[Stored entries]
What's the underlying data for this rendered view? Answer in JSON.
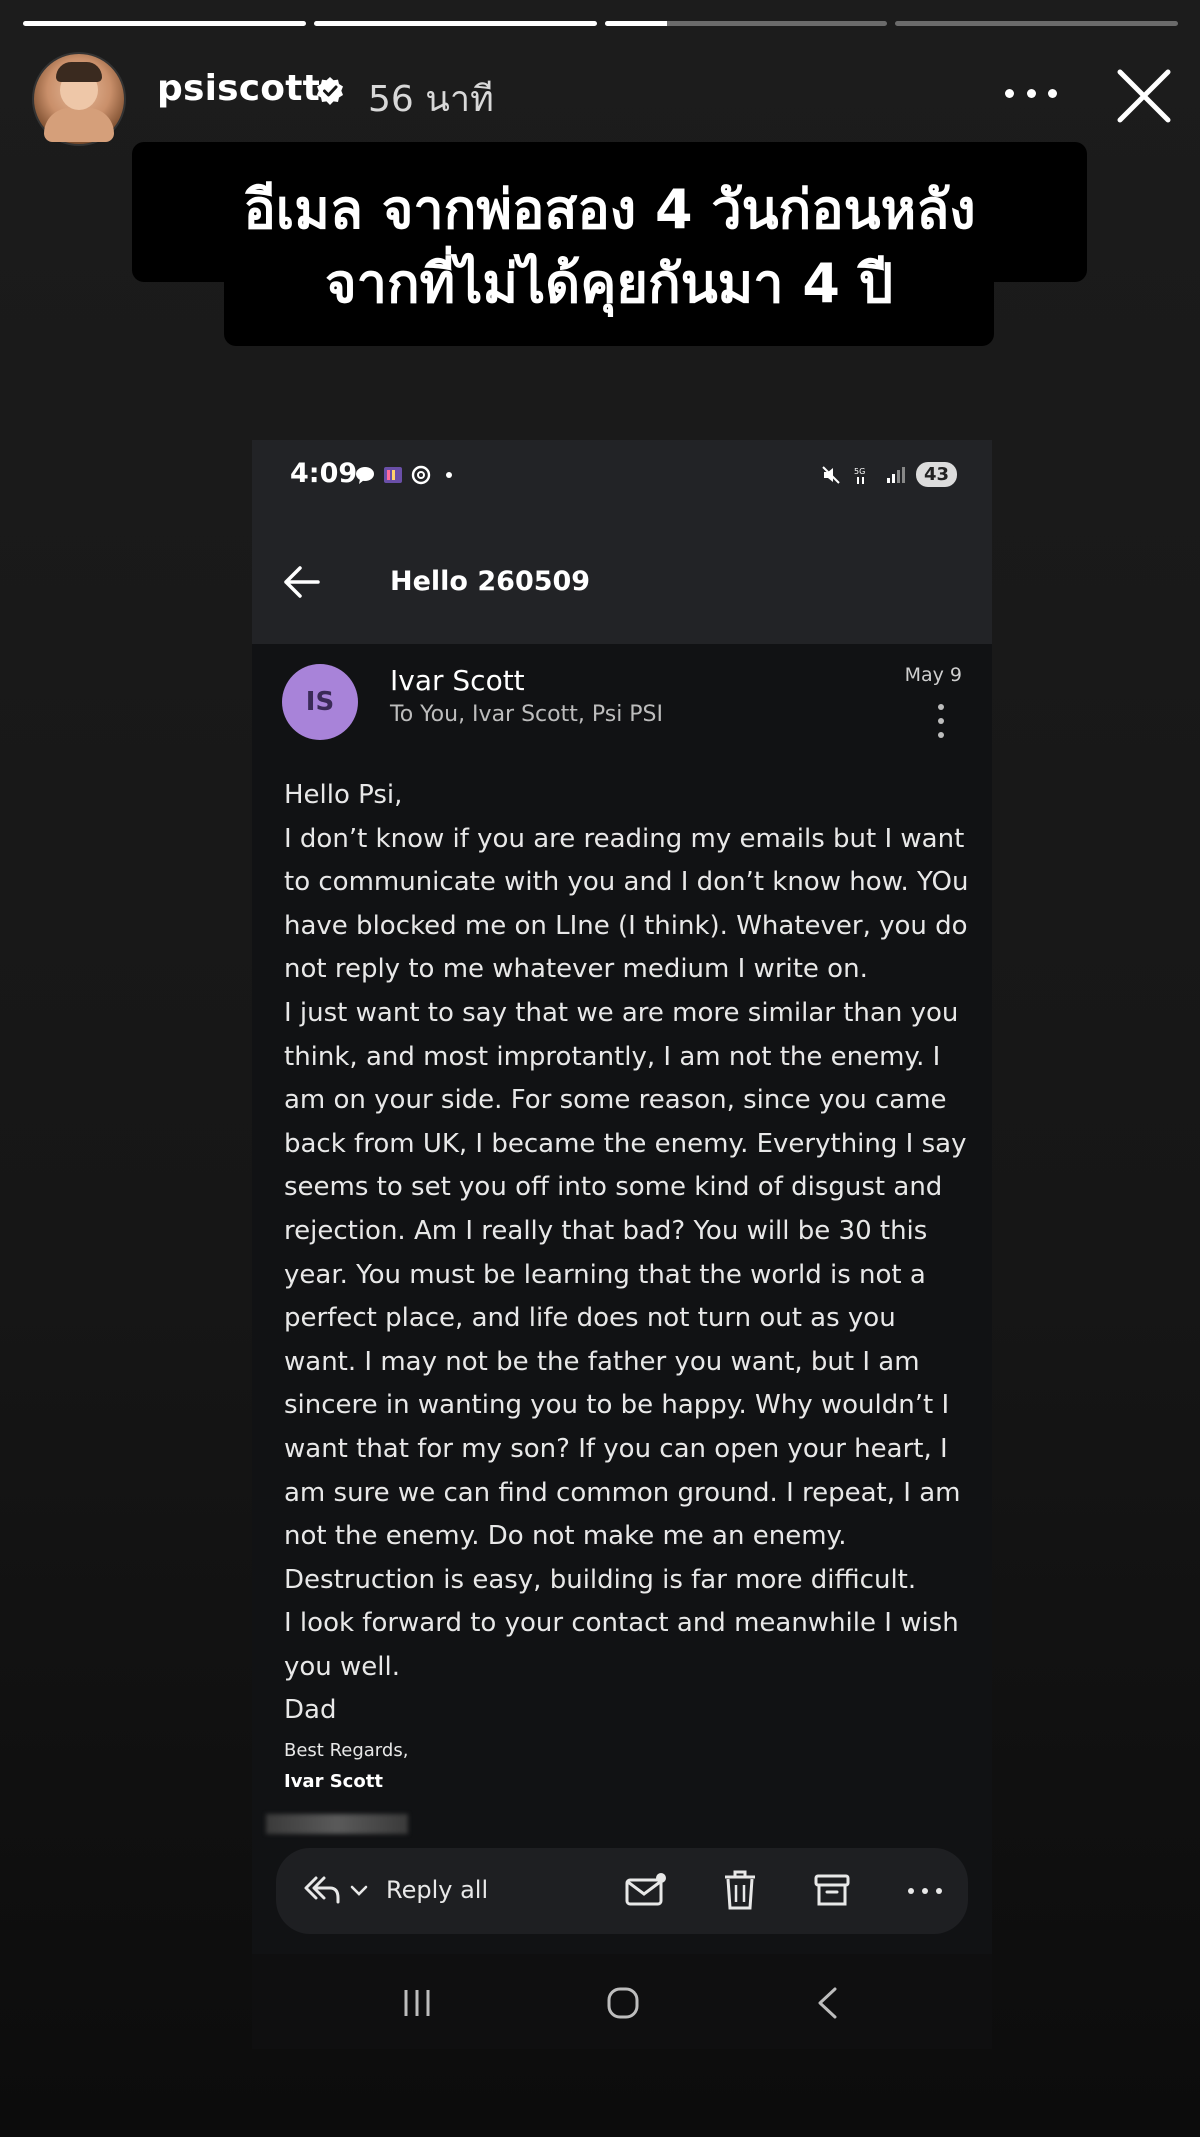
{
  "story": {
    "progress": [
      1.0,
      1.0,
      0.22,
      0.0
    ],
    "username": "psiscott",
    "time_ago": "56 นาที",
    "caption_line1": "อีเมล จากพ่อสอง 4 วันก่อนหลัง",
    "caption_line2": "จากที่ไม่ได้คุยกันมา 4 ปี"
  },
  "phone": {
    "status_time": "4:09",
    "battery": "43",
    "subject": "Hello 260509",
    "sender_initials": "IS",
    "sender_name": "Ivar Scott",
    "recipients": "To You, Ivar Scott, Psi PSI",
    "date": "May 9",
    "body": [
      "Hello Psi,",
      "I don’t know if you are reading my emails but I want to communicate with you and I don’t know how. YOu have blocked me on LIne (I think). Whatever, you do not reply to me whatever medium I write on.",
      "I just want to say that we are more similar than you think, and most improtantly, I am not the enemy. I am on your side. For some reason, since you came back from UK, I became the enemy. Everything I say seems to set you off into some kind of disgust and rejection. Am I really that bad? You will be 30 this year. You must be learning that the world is not a perfect place, and life does not turn out as you want. I may not be the father you want, but I am sincere in wanting you to be happy. Why wouldn’t I want that for my son? If you can open your heart, I am sure we can find common ground. I repeat, I am not the enemy. Do not make me an enemy. Destruction is easy, building is far more difficult.",
      "I look forward to your contact and meanwhile I wish you well.",
      "Dad"
    ],
    "signoff": "Best Regards,",
    "signature_name": "Ivar Scott",
    "reply_all_label": "Reply all"
  },
  "colors": {
    "background": "#151515",
    "avatar_purple": "#a883d9",
    "phone_bar": "#222326"
  },
  "icons": [
    "verified-icon",
    "more-icon",
    "close-icon",
    "back-arrow-icon",
    "reply-all-icon",
    "mark-unread-icon",
    "trash-icon",
    "archive-icon",
    "nav-recent-icon",
    "nav-home-icon",
    "nav-back-icon"
  ]
}
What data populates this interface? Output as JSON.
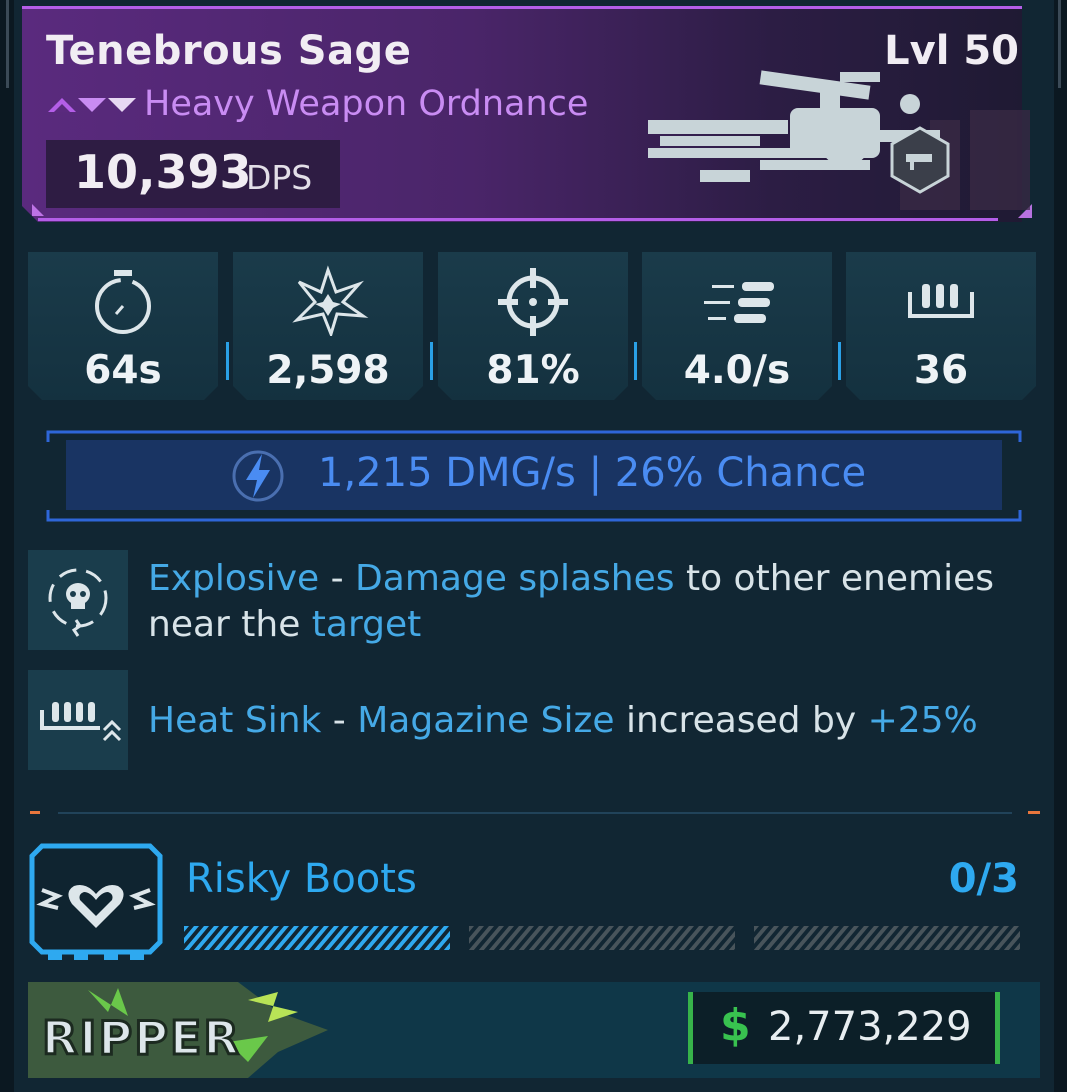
{
  "weapon": {
    "name": "Tenebrous Sage",
    "level": "Lvl 50",
    "type": "Heavy Weapon Ordnance",
    "type_icon": "rarity-chevrons-icon",
    "dps_value": "10,393",
    "dps_unit": "DPS",
    "image": "rocket-launcher-weapon-image",
    "class_badge": "rocket-launcher-badge-icon",
    "rarity_color": "#b45ee8"
  },
  "stats": [
    {
      "icon": "reload-timer-icon",
      "value": "64s"
    },
    {
      "icon": "damage-burst-icon",
      "value": "2,598"
    },
    {
      "icon": "crosshair-accuracy-icon",
      "value": "81%"
    },
    {
      "icon": "fire-rate-bullets-icon",
      "value": "4.0/s"
    },
    {
      "icon": "magazine-icon",
      "value": "36"
    }
  ],
  "elemental": {
    "icon": "shock-lightning-icon",
    "text": "1,215 DMG/s | 26% Chance",
    "color": "#4a8cf2"
  },
  "perks": [
    {
      "icon": "explosive-skull-icon",
      "name": "Explosive",
      "sep": " - ",
      "h1": "Damage splashes",
      "t1": " to other enemies near the ",
      "h2": "target",
      "t2": ""
    },
    {
      "icon": "magazine-upgrade-icon",
      "name": "Heat Sink",
      "sep": " - ",
      "h1": "Magazine Size",
      "t1": " increased by ",
      "h2": "+25%",
      "t2": ""
    }
  ],
  "set": {
    "icon": "winged-heart-icon",
    "name": "Risky Boots",
    "count": "0/3",
    "progress": 0,
    "segments": 3,
    "color": "#2ea9f0"
  },
  "footer": {
    "brand": "RIPPER",
    "currency_symbol": "$",
    "price": "2,773,229",
    "currency_color": "#38c24f"
  }
}
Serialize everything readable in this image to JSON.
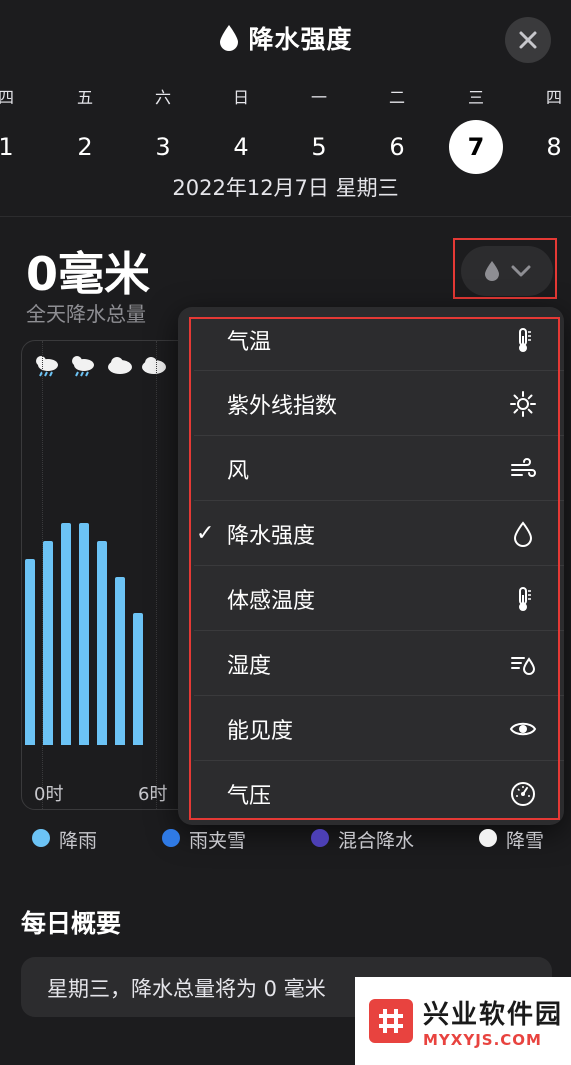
{
  "header": {
    "title": "降水强度",
    "weekdays": [
      "四",
      "五",
      "六",
      "日",
      "一",
      "二",
      "三",
      "四"
    ],
    "days": [
      "1",
      "2",
      "3",
      "4",
      "5",
      "6",
      "7",
      "8"
    ],
    "selected_day": "7",
    "date_line": "2022年12月7日 星期三"
  },
  "summary_top": {
    "amount": "0毫米",
    "amount_caption": "全天降水总量"
  },
  "chart": {
    "x_labels": [
      "0时",
      "6时"
    ],
    "weather_icons": [
      "cloud-sun-rain-icon",
      "cloud-sun-rain-icon",
      "cloud-icon",
      "cloud-icon"
    ]
  },
  "chart_data": {
    "type": "bar",
    "values": [
      0.62,
      0.68,
      0.74,
      0.74,
      0.68,
      0.56,
      0.44
    ],
    "x_labels": [
      "0时",
      "6时"
    ],
    "colors": {
      "rain": "#6cc3f5"
    }
  },
  "metric_menu": {
    "items": [
      {
        "label": "气温",
        "icon": "thermometer-icon",
        "checked": false
      },
      {
        "label": "紫外线指数",
        "icon": "sun-icon",
        "checked": false
      },
      {
        "label": "风",
        "icon": "wind-icon",
        "checked": false
      },
      {
        "label": "降水强度",
        "icon": "raindrop-icon",
        "checked": true
      },
      {
        "label": "体感温度",
        "icon": "thermometer-icon",
        "checked": false
      },
      {
        "label": "湿度",
        "icon": "humidity-icon",
        "checked": false
      },
      {
        "label": "能见度",
        "icon": "eye-icon",
        "checked": false
      },
      {
        "label": "气压",
        "icon": "gauge-icon",
        "checked": false
      }
    ],
    "check_mark": "✓"
  },
  "legend": [
    {
      "label": "降雨",
      "color": "#6cc3f5"
    },
    {
      "label": "雨夹雪",
      "color": "#2f7ae5"
    },
    {
      "label": "混合降水",
      "color": "#4c3fb5"
    },
    {
      "label": "降雪",
      "color": "#f2f2f2"
    }
  ],
  "daily_summary": {
    "title": "每日概要",
    "text": "星期三，降水总量将为 0 毫米"
  },
  "watermark": {
    "cn": "兴业软件园",
    "en": "MYXYJS.COM"
  }
}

■ Description of the task: Write out each entry exactly as given, but skip the pictures.

■ Final result:
What's the underlying data for this rendered view? Answer in JSON.
{
  "story": {
    "progress": [
      1.0,
      1.0,
      0.22,
      0.0
    ],
    "username": "psiscott",
    "time_ago": "56 นาที",
    "caption_line1": "อีเมล จากพ่อสอง 4 วันก่อนหลัง",
    "caption_line2": "จากที่ไม่ได้คุยกันมา 4 ปี"
  },
  "phone": {
    "status_time": "4:09",
    "battery": "43",
    "subject": "Hello 260509",
    "sender_initials": "IS",
    "sender_name": "Ivar Scott",
    "recipients": "To You, Ivar Scott, Psi PSI",
    "date": "May 9",
    "body": [
      "Hello Psi,",
      "I don’t know if you are reading my emails but I want to communicate with you and I don’t know how. YOu have blocked me on LIne (I think). Whatever, you do not reply to me whatever medium I write on.",
      "I just want to say that we are more similar than you think, and most improtantly, I am not the enemy. I am on your side. For some reason, since you came back from UK, I became the enemy. Everything I say seems to set you off into some kind of disgust and rejection. Am I really that bad? You will be 30 this year. You must be learning that the world is not a perfect place, and life does not turn out as you want. I may not be the father you want, but I am sincere in wanting you to be happy. Why wouldn’t I want that for my son? If you can open your heart, I am sure we can find common ground. I repeat, I am not the enemy. Do not make me an enemy. Destruction is easy, building is far more difficult.",
      "I look forward to your contact and meanwhile I wish you well.",
      "Dad"
    ],
    "signoff": "Best Regards,",
    "signature_name": "Ivar Scott",
    "reply_all_label": "Reply all"
  },
  "colors": {
    "background": "#151515",
    "avatar_purple": "#a883d9",
    "phone_bar": "#222326"
  },
  "icons": [
    "verified-icon",
    "more-icon",
    "close-icon",
    "back-arrow-icon",
    "reply-all-icon",
    "mark-unread-icon",
    "trash-icon",
    "archive-icon",
    "nav-recent-icon",
    "nav-home-icon",
    "nav-back-icon"
  ]
}
What data populates this interface? Output as JSON.
{
  "weapon": {
    "name": "Tenebrous Sage",
    "level": "Lvl 50",
    "type": "Heavy Weapon Ordnance",
    "type_icon": "rarity-chevrons-icon",
    "dps_value": "10,393",
    "dps_unit": "DPS",
    "image": "rocket-launcher-weapon-image",
    "class_badge": "rocket-launcher-badge-icon",
    "rarity_color": "#b45ee8"
  },
  "stats": [
    {
      "icon": "reload-timer-icon",
      "value": "64s"
    },
    {
      "icon": "damage-burst-icon",
      "value": "2,598"
    },
    {
      "icon": "crosshair-accuracy-icon",
      "value": "81%"
    },
    {
      "icon": "fire-rate-bullets-icon",
      "value": "4.0/s"
    },
    {
      "icon": "magazine-icon",
      "value": "36"
    }
  ],
  "elemental": {
    "icon": "shock-lightning-icon",
    "text": "1,215 DMG/s | 26% Chance",
    "color": "#4a8cf2"
  },
  "perks": [
    {
      "icon": "explosive-skull-icon",
      "name": "Explosive",
      "sep": " - ",
      "h1": "Damage splashes",
      "t1": " to other enemies near the ",
      "h2": "target",
      "t2": ""
    },
    {
      "icon": "magazine-upgrade-icon",
      "name": "Heat Sink",
      "sep": " - ",
      "h1": "Magazine Size",
      "t1": " increased by ",
      "h2": "+25%",
      "t2": ""
    }
  ],
  "set": {
    "icon": "winged-heart-icon",
    "name": "Risky Boots",
    "count": "0/3",
    "progress": 0,
    "segments": 3,
    "color": "#2ea9f0"
  },
  "footer": {
    "brand": "RIPPER",
    "currency_symbol": "$",
    "price": "2,773,229",
    "currency_color": "#38c24f"
  }
}
Serialize everything readable in this image to JSON.
{
  "header": {
    "title": "降水强度",
    "weekdays": [
      "四",
      "五",
      "六",
      "日",
      "一",
      "二",
      "三",
      "四"
    ],
    "days": [
      "1",
      "2",
      "3",
      "4",
      "5",
      "6",
      "7",
      "8"
    ],
    "selected_day": "7",
    "date_line": "2022年12月7日 星期三"
  },
  "summary_top": {
    "amount": "0毫米",
    "amount_caption": "全天降水总量"
  },
  "chart": {
    "x_labels": [
      "0时",
      "6时"
    ],
    "weather_icons": [
      "cloud-sun-rain-icon",
      "cloud-sun-rain-icon",
      "cloud-icon",
      "cloud-icon"
    ]
  },
  "chart_data": {
    "type": "bar",
    "values": [
      0.62,
      0.68,
      0.74,
      0.74,
      0.68,
      0.56,
      0.44
    ],
    "x_labels": [
      "0时",
      "6时"
    ],
    "colors": {
      "rain": "#6cc3f5"
    }
  },
  "metric_menu": {
    "items": [
      {
        "label": "气温",
        "icon": "thermometer-icon",
        "checked": false
      },
      {
        "label": "紫外线指数",
        "icon": "sun-icon",
        "checked": false
      },
      {
        "label": "风",
        "icon": "wind-icon",
        "checked": false
      },
      {
        "label": "降水强度",
        "icon": "raindrop-icon",
        "checked": true
      },
      {
        "label": "体感温度",
        "icon": "thermometer-icon",
        "checked": false
      },
      {
        "label": "湿度",
        "icon": "humidity-icon",
        "checked": false
      },
      {
        "label": "能见度",
        "icon": "eye-icon",
        "checked": false
      },
      {
        "label": "气压",
        "icon": "gauge-icon",
        "checked": false
      }
    ],
    "check_mark": "✓"
  },
  "legend": [
    {
      "label": "降雨",
      "color": "#6cc3f5"
    },
    {
      "label": "雨夹雪",
      "color": "#2f7ae5"
    },
    {
      "label": "混合降水",
      "color": "#4c3fb5"
    },
    {
      "label": "降雪",
      "color": "#f2f2f2"
    }
  ],
  "daily_summary": {
    "title": "每日概要",
    "text": "星期三，降水总量将为 0 毫米"
  },
  "watermark": {
    "cn": "兴业软件园",
    "en": "MYXYJS.COM"
  }
}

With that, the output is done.